* _Problem statement_
Write out each line from the data below that includes the word "such".
──────── Task data ────────
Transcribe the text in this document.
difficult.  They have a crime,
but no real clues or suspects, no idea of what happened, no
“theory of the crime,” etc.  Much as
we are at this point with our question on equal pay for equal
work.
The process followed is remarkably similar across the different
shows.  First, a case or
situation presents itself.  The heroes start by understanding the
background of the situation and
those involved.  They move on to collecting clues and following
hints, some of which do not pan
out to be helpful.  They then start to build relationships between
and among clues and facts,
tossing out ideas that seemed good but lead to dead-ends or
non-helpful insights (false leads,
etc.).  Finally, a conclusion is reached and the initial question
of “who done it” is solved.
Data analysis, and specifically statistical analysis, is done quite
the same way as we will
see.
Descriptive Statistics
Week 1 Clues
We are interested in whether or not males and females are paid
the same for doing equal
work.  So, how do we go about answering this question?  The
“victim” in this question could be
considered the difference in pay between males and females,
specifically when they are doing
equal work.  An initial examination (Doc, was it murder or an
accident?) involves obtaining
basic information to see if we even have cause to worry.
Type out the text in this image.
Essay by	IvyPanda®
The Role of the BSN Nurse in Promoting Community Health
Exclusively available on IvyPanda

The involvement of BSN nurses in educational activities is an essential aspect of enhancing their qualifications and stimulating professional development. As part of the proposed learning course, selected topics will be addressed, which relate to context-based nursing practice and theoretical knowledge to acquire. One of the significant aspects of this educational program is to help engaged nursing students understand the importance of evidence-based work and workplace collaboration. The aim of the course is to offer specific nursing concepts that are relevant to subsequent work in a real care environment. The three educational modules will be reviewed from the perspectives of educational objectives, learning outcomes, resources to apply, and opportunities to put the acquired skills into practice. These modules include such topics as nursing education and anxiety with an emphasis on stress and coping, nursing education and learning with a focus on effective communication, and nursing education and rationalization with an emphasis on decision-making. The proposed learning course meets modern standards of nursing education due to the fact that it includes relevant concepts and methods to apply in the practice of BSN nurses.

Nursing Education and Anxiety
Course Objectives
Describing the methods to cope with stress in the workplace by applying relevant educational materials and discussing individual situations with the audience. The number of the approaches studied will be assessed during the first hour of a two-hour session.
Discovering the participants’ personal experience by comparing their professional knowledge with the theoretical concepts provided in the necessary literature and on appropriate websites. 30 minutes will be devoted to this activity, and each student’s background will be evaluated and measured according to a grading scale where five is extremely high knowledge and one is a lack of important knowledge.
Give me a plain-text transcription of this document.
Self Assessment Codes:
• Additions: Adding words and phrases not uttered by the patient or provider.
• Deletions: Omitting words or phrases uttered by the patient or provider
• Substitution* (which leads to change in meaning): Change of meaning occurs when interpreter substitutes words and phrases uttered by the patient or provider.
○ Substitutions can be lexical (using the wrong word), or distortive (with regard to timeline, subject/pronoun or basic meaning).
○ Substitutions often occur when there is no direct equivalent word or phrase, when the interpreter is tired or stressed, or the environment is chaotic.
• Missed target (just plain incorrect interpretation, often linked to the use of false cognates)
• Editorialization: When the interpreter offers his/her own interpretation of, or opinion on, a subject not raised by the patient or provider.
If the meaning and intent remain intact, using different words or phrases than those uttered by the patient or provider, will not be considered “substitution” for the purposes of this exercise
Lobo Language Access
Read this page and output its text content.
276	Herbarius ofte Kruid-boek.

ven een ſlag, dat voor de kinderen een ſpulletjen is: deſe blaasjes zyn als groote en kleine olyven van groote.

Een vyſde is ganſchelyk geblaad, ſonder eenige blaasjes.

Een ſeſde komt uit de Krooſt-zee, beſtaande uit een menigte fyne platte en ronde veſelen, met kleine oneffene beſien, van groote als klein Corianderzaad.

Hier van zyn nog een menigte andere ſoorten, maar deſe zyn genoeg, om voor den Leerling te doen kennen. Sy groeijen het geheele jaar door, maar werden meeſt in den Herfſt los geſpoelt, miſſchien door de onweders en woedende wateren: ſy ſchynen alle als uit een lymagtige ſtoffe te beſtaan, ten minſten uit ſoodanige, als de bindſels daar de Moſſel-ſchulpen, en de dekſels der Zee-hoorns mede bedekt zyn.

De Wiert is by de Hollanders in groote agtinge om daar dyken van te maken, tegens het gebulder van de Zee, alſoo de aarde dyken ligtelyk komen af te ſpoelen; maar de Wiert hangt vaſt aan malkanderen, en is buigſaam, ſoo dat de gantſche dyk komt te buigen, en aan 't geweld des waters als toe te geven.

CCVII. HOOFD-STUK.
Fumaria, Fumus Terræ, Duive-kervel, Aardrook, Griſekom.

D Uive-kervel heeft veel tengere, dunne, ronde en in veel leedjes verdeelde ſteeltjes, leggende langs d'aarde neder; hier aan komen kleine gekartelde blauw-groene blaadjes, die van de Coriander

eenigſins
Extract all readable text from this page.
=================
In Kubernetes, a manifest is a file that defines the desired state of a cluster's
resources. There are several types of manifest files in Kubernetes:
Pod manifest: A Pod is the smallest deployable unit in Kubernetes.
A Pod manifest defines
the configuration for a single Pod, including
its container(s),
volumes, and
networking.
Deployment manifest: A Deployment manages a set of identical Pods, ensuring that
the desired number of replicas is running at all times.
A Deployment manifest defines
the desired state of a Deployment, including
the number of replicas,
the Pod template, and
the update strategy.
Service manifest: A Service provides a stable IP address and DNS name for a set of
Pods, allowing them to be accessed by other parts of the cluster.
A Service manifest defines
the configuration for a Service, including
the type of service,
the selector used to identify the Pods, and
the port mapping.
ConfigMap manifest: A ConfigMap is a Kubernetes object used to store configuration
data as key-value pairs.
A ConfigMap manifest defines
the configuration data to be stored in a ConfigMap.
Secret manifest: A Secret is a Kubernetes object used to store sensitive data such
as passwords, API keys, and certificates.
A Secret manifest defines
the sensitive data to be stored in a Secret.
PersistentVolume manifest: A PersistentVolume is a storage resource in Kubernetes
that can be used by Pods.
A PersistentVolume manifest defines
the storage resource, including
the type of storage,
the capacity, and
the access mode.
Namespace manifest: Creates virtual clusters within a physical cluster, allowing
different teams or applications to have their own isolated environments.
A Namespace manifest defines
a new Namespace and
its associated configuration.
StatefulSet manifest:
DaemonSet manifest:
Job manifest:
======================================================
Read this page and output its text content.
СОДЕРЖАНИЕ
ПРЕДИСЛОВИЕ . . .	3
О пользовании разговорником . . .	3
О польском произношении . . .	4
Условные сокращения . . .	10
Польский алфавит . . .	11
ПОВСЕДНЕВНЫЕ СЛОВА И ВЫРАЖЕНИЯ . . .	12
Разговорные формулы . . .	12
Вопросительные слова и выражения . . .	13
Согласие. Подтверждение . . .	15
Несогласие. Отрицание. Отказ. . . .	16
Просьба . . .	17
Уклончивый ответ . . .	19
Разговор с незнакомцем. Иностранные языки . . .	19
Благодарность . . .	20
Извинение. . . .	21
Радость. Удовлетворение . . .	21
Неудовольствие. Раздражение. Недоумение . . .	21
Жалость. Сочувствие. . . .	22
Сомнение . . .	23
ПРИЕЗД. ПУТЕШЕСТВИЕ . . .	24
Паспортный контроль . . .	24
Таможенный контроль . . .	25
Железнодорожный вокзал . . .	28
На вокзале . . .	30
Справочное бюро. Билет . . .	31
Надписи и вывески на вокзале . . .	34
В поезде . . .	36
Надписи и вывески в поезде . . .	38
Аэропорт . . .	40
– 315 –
────────
* _Written answer_
The involvement of BSN nurses in educational activities is an essential aspect of enhancing their qualifications and stimulating professional development. As part of the proposed learning course, selected topics will be addressed, which relate to context-based nursing practice and theoretical knowledge to acquire. One of the significant aspects of this educational program is to help engaged nursing students understand the importance of evidence-based work and workplace collaboration. The aim of the course is to offer specific nursing concepts that are relevant to subsequent work in a real care environment. The three educational modules will be reviewed from the perspectives of educational objectives, learning outcomes, resources to apply, and opportunities to put the acquired skills into practice. These modules include such topics as nursing education and anxiety with an emphasis on stress and coping, nursing education and learning with a focus on effective communication, and nursing education and rationalization with an emphasis on decision-making. The proposed learning course meets modern standards of nursing education due to the fact that it includes relevant concepts and methods to apply in the practice of BSN nurses.
Secret manifest: A Secret is a Kubernetes object used to store sensitive data such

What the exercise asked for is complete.